_Task statement_: Please report how many lines in the records below contain the word "Baptiste", giving only that number.
─── Dataset entries ───
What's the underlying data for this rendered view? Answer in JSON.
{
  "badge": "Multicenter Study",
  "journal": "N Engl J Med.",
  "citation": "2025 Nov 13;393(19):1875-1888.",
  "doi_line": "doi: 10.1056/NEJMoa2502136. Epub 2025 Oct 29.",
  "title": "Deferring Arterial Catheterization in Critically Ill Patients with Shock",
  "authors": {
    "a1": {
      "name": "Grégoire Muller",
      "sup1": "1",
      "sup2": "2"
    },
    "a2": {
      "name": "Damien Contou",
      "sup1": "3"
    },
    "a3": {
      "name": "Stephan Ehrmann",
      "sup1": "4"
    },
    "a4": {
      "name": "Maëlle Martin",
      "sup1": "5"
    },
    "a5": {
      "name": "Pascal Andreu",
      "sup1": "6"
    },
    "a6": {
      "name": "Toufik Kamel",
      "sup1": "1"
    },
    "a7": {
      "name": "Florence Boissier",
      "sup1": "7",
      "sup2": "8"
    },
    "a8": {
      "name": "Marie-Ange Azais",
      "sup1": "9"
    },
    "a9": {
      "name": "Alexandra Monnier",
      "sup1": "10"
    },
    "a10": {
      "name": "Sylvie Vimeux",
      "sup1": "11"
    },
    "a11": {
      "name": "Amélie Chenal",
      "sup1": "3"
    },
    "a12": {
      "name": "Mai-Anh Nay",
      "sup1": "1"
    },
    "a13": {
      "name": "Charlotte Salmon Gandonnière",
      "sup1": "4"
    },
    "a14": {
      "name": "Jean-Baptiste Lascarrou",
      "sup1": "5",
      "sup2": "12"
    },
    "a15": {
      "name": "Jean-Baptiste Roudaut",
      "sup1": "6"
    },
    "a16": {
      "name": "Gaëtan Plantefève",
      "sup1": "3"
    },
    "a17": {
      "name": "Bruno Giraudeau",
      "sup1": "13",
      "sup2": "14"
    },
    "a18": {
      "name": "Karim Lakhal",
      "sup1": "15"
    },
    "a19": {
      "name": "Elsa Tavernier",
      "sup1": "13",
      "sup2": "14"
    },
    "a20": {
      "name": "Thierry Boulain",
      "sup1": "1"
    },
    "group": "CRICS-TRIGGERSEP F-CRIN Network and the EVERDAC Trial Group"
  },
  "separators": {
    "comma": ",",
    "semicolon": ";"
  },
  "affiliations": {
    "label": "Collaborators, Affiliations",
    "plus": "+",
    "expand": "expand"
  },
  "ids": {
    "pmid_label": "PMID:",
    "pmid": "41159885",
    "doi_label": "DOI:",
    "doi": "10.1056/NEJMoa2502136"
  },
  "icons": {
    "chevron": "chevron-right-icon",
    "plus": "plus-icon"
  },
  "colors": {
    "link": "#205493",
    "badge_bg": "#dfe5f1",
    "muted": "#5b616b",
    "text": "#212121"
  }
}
───
_Response to this task_: 2